#### [Exercise description]
Could you write out every record below exactly, leaving out any pictures?

---------------

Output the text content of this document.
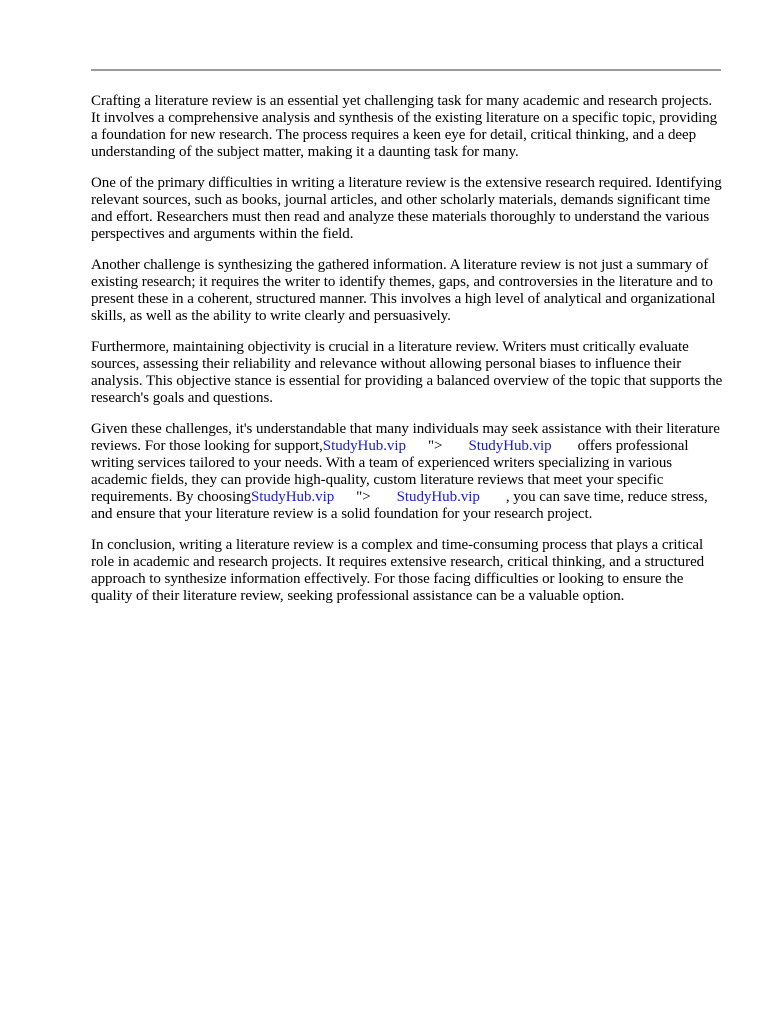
Crafting a literature review is an essential yet challenging task for many academic and research projects. It involves a comprehensive analysis and synthesis of the existing literature on a specific topic, providing a foundation for new research. The process requires a keen eye for detail, critical thinking, and a deep understanding of the subject matter, making it a daunting task for many.

One of the primary difficulties in writing a literature review is the extensive research required. Identifying relevant sources, such as books, journal articles, and other scholarly materials, demands significant time and effort. Researchers must then read and analyze these materials thoroughly to understand the various perspectives and arguments within the field.

Another challenge is synthesizing the gathered information. A literature review is not just a summary of existing research; it requires the writer to identify themes, gaps, and controversies in the literature and to present these in a coherent, structured manner. This involves a high level of analytical and organizational skills, as well as the ability to write clearly and persuasively.

Furthermore, maintaining objectivity is crucial in a literature review. Writers must critically evaluate sources, assessing their reliability and relevance without allowing personal biases to influence their analysis. This objective stance is essential for providing a balanced overview of the topic that supports the research's goals and questions.

Given these challenges, it's understandable that many individuals may seek assistance with their literature reviews. For those looking for support,StudyHub.vip "> StudyHub.vip offers professional writing services tailored to your needs. With a team of experienced writers specializing in various academic fields, they can provide high-quality, custom literature reviews that meet your specific requirements. By choosingStudyHub.vip "> StudyHub.vip , you can save time, reduce stress, and ensure that your literature review is a solid foundation for your research project.

In conclusion, writing a literature review is a complex and time-consuming process that plays a critical role in academic and research projects. It requires extensive research, critical thinking, and a structured approach to synthesize information effectively. For those facing difficulties or looking to ensure the quality of their literature review, seeking professional assistance can be a valuable option.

---------------

#### [Answer to the exercise]
Output the text content of this document.
Crafting a literature review is an essential yet challenging task for many academic and research projects. It involves a comprehensive analysis and synthesis of the existing literature on a specific topic, providing a foundation for new research. The process requires a keen eye for detail, critical thinking, and a deep understanding of the subject matter, making it a daunting task for many.

One of the primary difficulties in writing a literature review is the extensive research required. Identifying relevant sources, such as books, journal articles, and other scholarly materials, demands significant time and effort. Researchers must then read and analyze these materials thoroughly to understand the various perspectives and arguments within the field.

Another challenge is synthesizing the gathered information. A literature review is not just a summary of existing research; it requires the writer to identify themes, gaps, and controversies in the literature and to present these in a coherent, structured manner. This involves a high level of analytical and organizational skills, as well as the ability to write clearly and persuasively.

Furthermore, maintaining objectivity is crucial in a literature review. Writers must critically evaluate sources, assessing their reliability and relevance without allowing personal biases to influence their analysis. This objective stance is essential for providing a balanced overview of the topic that supports the research's goals and questions.

Given these challenges, it's understandable that many individuals may seek assistance with their literature reviews. For those looking for support,StudyHub.vip "> StudyHub.vip offers professional writing services tailored to your needs. With a team of experienced writers specializing in various academic fields, they can provide high-quality, custom literature reviews that meet your specific requirements. By choosingStudyHub.vip "> StudyHub.vip , you can save time, reduce stress, and ensure that your literature review is a solid foundation for your research project.

In conclusion, writing a literature review is a complex and time-consuming process that plays a critical role in academic and research projects. It requires extensive research, critical thinking, and a structured approach to synthesize information effectively. For those facing difficulties or looking to ensure the quality of their literature review, seeking professional assistance can be a valuable option.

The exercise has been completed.